-- Begin Dataset extract --
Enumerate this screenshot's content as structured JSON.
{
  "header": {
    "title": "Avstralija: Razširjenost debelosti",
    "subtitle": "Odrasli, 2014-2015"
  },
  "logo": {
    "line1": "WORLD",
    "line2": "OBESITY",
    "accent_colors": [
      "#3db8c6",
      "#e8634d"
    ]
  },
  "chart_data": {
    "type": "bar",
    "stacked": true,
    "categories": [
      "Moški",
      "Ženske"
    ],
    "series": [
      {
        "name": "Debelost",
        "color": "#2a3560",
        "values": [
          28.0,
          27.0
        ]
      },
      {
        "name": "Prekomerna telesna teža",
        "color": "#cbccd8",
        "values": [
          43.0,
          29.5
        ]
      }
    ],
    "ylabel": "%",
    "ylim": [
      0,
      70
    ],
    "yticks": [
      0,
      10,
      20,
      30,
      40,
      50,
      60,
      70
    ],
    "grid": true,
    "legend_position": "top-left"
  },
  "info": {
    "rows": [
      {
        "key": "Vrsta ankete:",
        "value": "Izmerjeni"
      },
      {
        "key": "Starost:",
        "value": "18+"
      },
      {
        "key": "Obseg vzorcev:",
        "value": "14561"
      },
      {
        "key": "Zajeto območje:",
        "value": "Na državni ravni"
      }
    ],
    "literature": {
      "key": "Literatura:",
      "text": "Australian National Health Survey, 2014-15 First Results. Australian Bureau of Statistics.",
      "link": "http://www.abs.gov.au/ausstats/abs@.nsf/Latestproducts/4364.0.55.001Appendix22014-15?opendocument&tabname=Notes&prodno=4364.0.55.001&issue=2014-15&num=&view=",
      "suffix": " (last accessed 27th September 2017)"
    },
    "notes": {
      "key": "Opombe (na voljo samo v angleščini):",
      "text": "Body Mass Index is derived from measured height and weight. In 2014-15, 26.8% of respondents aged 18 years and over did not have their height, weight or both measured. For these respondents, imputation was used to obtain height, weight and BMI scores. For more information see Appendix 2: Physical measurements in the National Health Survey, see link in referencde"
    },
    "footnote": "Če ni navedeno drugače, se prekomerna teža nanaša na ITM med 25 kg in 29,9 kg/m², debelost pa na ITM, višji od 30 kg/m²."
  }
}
-- End Dataset extract --
■ Task prompt ■
Copy every line from the records above that contains the word "Health".

■ The output ■
      "text": "Australian National Health Survey, 2014-15 First Results. Australian Bureau of Statistics.",
      "text": "Body Mass Index is derived from measured height and weight. In 2014-15, 26.8% of respondents aged 18 years and over did not have their height, weight or both measured. For these respondents, imputation was used to obtain height, weight and BMI scores. For more information see Appendix 2: Physical measurements in the National Health Survey, see link in referencde"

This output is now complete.